#### [YOUR OBJECTIVE]
Below is the data. Give it again, complete and exact.

#### [INFORMATION PROVIDED]
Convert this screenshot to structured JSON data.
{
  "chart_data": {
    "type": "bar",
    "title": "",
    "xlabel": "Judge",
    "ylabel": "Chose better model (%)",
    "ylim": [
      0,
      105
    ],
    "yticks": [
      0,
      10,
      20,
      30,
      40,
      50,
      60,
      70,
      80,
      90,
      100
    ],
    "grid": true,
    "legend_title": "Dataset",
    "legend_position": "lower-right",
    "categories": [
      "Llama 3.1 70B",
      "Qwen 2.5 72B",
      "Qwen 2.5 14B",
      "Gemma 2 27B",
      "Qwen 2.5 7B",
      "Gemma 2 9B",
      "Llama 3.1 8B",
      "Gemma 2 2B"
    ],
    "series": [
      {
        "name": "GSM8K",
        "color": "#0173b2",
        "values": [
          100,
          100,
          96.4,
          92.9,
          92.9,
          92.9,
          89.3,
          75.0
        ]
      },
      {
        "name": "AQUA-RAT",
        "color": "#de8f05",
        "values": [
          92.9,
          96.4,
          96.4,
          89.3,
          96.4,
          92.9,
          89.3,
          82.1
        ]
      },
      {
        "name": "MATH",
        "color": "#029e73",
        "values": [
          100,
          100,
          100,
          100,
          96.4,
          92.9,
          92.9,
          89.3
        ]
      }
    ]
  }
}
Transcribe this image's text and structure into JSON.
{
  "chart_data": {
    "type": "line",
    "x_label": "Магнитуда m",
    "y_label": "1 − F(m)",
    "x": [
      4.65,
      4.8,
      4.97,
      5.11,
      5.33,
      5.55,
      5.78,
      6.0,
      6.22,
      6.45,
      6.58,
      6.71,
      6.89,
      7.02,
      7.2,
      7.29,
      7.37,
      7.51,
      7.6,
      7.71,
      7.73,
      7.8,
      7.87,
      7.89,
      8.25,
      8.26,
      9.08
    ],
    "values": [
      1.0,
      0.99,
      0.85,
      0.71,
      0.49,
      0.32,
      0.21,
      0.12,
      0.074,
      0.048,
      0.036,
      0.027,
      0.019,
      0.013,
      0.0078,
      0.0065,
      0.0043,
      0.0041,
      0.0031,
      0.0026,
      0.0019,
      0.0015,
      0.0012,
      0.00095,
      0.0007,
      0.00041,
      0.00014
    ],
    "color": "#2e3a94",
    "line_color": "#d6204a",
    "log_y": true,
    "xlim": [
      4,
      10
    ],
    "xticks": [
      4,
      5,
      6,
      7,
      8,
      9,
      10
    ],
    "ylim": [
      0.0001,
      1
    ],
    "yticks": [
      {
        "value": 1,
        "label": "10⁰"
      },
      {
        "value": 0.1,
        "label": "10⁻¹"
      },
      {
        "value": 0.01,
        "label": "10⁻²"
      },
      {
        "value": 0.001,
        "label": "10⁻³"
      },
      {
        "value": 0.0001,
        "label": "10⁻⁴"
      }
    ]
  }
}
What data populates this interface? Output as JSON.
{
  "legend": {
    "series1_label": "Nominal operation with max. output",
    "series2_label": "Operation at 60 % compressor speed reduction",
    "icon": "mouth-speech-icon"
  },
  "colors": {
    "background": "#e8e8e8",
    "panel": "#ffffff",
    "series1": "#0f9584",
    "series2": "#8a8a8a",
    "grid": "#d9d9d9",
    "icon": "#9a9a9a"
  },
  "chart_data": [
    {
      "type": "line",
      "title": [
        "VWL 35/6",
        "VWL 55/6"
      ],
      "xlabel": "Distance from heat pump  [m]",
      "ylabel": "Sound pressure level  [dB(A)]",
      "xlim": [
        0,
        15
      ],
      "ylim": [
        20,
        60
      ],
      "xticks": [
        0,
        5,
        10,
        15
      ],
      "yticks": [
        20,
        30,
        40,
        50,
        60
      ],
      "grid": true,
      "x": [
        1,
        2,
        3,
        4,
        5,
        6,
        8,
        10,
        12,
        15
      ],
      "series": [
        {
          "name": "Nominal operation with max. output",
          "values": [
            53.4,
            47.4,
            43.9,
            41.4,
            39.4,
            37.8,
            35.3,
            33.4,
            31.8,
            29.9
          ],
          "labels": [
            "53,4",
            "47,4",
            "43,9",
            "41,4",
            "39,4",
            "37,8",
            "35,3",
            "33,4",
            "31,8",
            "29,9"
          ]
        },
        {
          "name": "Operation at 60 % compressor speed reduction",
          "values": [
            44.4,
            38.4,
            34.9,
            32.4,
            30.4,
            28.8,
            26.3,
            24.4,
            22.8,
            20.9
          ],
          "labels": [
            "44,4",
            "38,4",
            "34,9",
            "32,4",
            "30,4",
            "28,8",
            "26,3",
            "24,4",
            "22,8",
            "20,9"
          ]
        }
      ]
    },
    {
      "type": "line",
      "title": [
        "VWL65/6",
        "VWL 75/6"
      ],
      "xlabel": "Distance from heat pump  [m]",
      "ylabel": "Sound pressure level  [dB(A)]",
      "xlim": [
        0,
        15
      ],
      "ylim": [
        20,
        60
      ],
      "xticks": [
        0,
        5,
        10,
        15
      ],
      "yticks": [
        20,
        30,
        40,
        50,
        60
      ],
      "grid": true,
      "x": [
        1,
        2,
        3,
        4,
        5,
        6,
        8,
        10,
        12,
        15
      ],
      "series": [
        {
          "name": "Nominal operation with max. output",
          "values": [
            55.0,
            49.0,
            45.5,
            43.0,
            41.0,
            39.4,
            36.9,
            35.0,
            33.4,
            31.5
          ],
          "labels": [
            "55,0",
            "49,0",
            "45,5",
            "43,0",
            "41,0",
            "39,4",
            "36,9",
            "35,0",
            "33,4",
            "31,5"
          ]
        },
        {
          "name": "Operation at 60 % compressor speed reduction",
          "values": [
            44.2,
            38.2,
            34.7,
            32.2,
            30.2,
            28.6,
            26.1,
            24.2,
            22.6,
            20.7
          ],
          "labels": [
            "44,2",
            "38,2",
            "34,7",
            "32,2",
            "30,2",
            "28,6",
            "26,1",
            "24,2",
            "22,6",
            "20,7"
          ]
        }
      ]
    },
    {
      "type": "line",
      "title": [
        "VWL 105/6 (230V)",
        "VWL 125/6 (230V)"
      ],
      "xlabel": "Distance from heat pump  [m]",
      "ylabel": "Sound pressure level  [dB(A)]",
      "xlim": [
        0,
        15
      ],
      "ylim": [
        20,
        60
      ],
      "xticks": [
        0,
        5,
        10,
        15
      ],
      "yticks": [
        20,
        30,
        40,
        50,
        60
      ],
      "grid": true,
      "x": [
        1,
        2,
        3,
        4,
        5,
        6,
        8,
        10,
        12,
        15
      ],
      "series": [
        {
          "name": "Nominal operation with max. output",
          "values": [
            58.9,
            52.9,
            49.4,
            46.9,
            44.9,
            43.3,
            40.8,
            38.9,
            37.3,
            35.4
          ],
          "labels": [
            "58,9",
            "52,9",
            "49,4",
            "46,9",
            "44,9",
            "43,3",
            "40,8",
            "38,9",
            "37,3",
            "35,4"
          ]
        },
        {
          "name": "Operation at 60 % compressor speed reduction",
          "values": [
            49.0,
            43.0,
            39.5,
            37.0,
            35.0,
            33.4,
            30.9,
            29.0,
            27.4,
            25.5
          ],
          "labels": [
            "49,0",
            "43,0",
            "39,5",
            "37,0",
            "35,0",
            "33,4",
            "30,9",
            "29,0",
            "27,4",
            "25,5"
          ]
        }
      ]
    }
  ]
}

#### [WRITTEN REPLY]
Convert this screenshot to structured JSON data.
{
  "chart_data": {
    "type": "bar",
    "title": "",
    "xlabel": "Judge",
    "ylabel": "Chose better model (%)",
    "ylim": [
      0,
      105
    ],
    "yticks": [
      0,
      10,
      20,
      30,
      40,
      50,
      60,
      70,
      80,
      90,
      100
    ],
    "grid": true,
    "legend_title": "Dataset",
    "legend_position": "lower-right",
    "categories": [
      "Llama 3.1 70B",
      "Qwen 2.5 72B",
      "Qwen 2.5 14B",
      "Gemma 2 27B",
      "Qwen 2.5 7B",
      "Gemma 2 9B",
      "Llama 3.1 8B",
      "Gemma 2 2B"
    ],
    "series": [
      {
        "name": "GSM8K",
        "color": "#0173b2",
        "values": [
          100,
          100,
          96.4,
          92.9,
          92.9,
          92.9,
          89.3,
          75.0
        ]
      },
      {
        "name": "AQUA-RAT",
        "color": "#de8f05",
        "values": [
          92.9,
          96.4,
          96.4,
          89.3,
          96.4,
          92.9,
          89.3,
          82.1
        ]
      },
      {
        "name": "MATH",
        "color": "#029e73",
        "values": [
          100,
          100,
          100,
          100,
          96.4,
          92.9,
          92.9,
          89.3
        ]
      }
    ]
  }
}
Transcribe this image's text and structure into JSON.
{
  "chart_data": {
    "type": "line",
    "x_label": "Магнитуда m",
    "y_label": "1 − F(m)",
    "x": [
      4.65,
      4.8,
      4.97,
      5.11,
      5.33,
      5.55,
      5.78,
      6.0,
      6.22,
      6.45,
      6.58,
      6.71,
      6.89,
      7.02,
      7.2,
      7.29,
      7.37,
      7.51,
      7.6,
      7.71,
      7.73,
      7.8,
      7.87,
      7.89,
      8.25,
      8.26,
      9.08
    ],
    "values": [
      1.0,
      0.99,
      0.85,
      0.71,
      0.49,
      0.32,
      0.21,
      0.12,
      0.074,
      0.048,
      0.036,
      0.027,
      0.019,
      0.013,
      0.0078,
      0.0065,
      0.0043,
      0.0041,
      0.0031,
      0.0026,
      0.0019,
      0.0015,
      0.0012,
      0.00095,
      0.0007,
      0.00041,
      0.00014
    ],
    "color": "#2e3a94",
    "line_color": "#d6204a",
    "log_y": true,
    "xlim": [
      4,
      10
    ],
    "xticks": [
      4,
      5,
      6,
      7,
      8,
      9,
      10
    ],
    "ylim": [
      0.0001,
      1
    ],
    "yticks": [
      {
        "value": 1,
        "label": "10⁰"
      },
      {
        "value": 0.1,
        "label": "10⁻¹"
      },
      {
        "value": 0.01,
        "label": "10⁻²"
      },
      {
        "value": 0.001,
        "label": "10⁻³"
      },
      {
        "value": 0.0001,
        "label": "10⁻⁴"
      }
    ]
  }
}
What data populates this interface? Output as JSON.
{
  "legend": {
    "series1_label": "Nominal operation with max. output",
    "series2_label": "Operation at 60 % compressor speed reduction",
    "icon": "mouth-speech-icon"
  },
  "colors": {
    "background": "#e8e8e8",
    "panel": "#ffffff",
    "series1": "#0f9584",
    "series2": "#8a8a8a",
    "grid": "#d9d9d9",
    "icon": "#9a9a9a"
  },
  "chart_data": [
    {
      "type": "line",
      "title": [
        "VWL 35/6",
        "VWL 55/6"
      ],
      "xlabel": "Distance from heat pump  [m]",
      "ylabel": "Sound pressure level  [dB(A)]",
      "xlim": [
        0,
        15
      ],
      "ylim": [
        20,
        60
      ],
      "xticks": [
        0,
        5,
        10,
        15
      ],
      "yticks": [
        20,
        30,
        40,
        50,
        60
      ],
      "grid": true,
      "x": [
        1,
        2,
        3,
        4,
        5,
        6,
        8,
        10,
        12,
        15
      ],
      "series": [
        {
          "name": "Nominal operation with max. output",
          "values": [
            53.4,
            47.4,
            43.9,
            41.4,
            39.4,
            37.8,
            35.3,
            33.4,
            31.8,
            29.9
          ],
          "labels": [
            "53,4",
            "47,4",
            "43,9",
            "41,4",
            "39,4",
            "37,8",
            "35,3",
            "33,4",
            "31,8",
            "29,9"
          ]
        },
        {
          "name": "Operation at 60 % compressor speed reduction",
          "values": [
            44.4,
            38.4,
            34.9,
            32.4,
            30.4,
            28.8,
            26.3,
            24.4,
            22.8,
            20.9
          ],
          "labels": [
            "44,4",
            "38,4",
            "34,9",
            "32,4",
            "30,4",
            "28,8",
            "26,3",
            "24,4",
            "22,8",
            "20,9"
          ]
        }
      ]
    },
    {
      "type": "line",
      "title": [
        "VWL65/6",
        "VWL 75/6"
      ],
      "xlabel": "Distance from heat pump  [m]",
      "ylabel": "Sound pressure level  [dB(A)]",
      "xlim": [
        0,
        15
      ],
      "ylim": [
        20,
        60
      ],
      "xticks": [
        0,
        5,
        10,
        15
      ],
      "yticks": [
        20,
        30,
        40,
        50,
        60
      ],
      "grid": true,
      "x": [
        1,
        2,
        3,
        4,
        5,
        6,
        8,
        10,
        12,
        15
      ],
      "series": [
        {
          "name": "Nominal operation with max. output",
          "values": [
            55.0,
            49.0,
            45.5,
            43.0,
            41.0,
            39.4,
            36.9,
            35.0,
            33.4,
            31.5
          ],
          "labels": [
            "55,0",
            "49,0",
            "45,5",
            "43,0",
            "41,0",
            "39,4",
            "36,9",
            "35,0",
            "33,4",
            "31,5"
          ]
        },
        {
          "name": "Operation at 60 % compressor speed reduction",
          "values": [
            44.2,
            38.2,
            34.7,
            32.2,
            30.2,
            28.6,
            26.1,
            24.2,
            22.6,
            20.7
          ],
          "labels": [
            "44,2",
            "38,2",
            "34,7",
            "32,2",
            "30,2",
            "28,6",
            "26,1",
            "24,2",
            "22,6",
            "20,7"
          ]
        }
      ]
    },
    {
      "type": "line",
      "title": [
        "VWL 105/6 (230V)",
        "VWL 125/6 (230V)"
      ],
      "xlabel": "Distance from heat pump  [m]",
      "ylabel": "Sound pressure level  [dB(A)]",
      "xlim": [
        0,
        15
      ],
      "ylim": [
        20,
        60
      ],
      "xticks": [
        0,
        5,
        10,
        15
      ],
      "yticks": [
        20,
        30,
        40,
        50,
        60
      ],
      "grid": true,
      "x": [
        1,
        2,
        3,
        4,
        5,
        6,
        8,
        10,
        12,
        15
      ],
      "series": [
        {
          "name": "Nominal operation with max. output",
          "values": [
            58.9,
            52.9,
            49.4,
            46.9,
            44.9,
            43.3,
            40.8,
            38.9,
            37.3,
            35.4
          ],
          "labels": [
            "58,9",
            "52,9",
            "49,4",
            "46,9",
            "44,9",
            "43,3",
            "40,8",
            "38,9",
            "37,3",
            "35,4"
          ]
        },
        {
          "name": "Operation at 60 % compressor speed reduction",
          "values": [
            49.0,
            43.0,
            39.5,
            37.0,
            35.0,
            33.4,
            30.9,
            29.0,
            27.4,
            25.5
          ],
          "labels": [
            "49,0",
            "43,0",
            "39,5",
            "37,0",
            "35,0",
            "33,4",
            "30,9",
            "29,0",
            "27,4",
            "25,5"
          ]
        }
      ]
    }
  ]
}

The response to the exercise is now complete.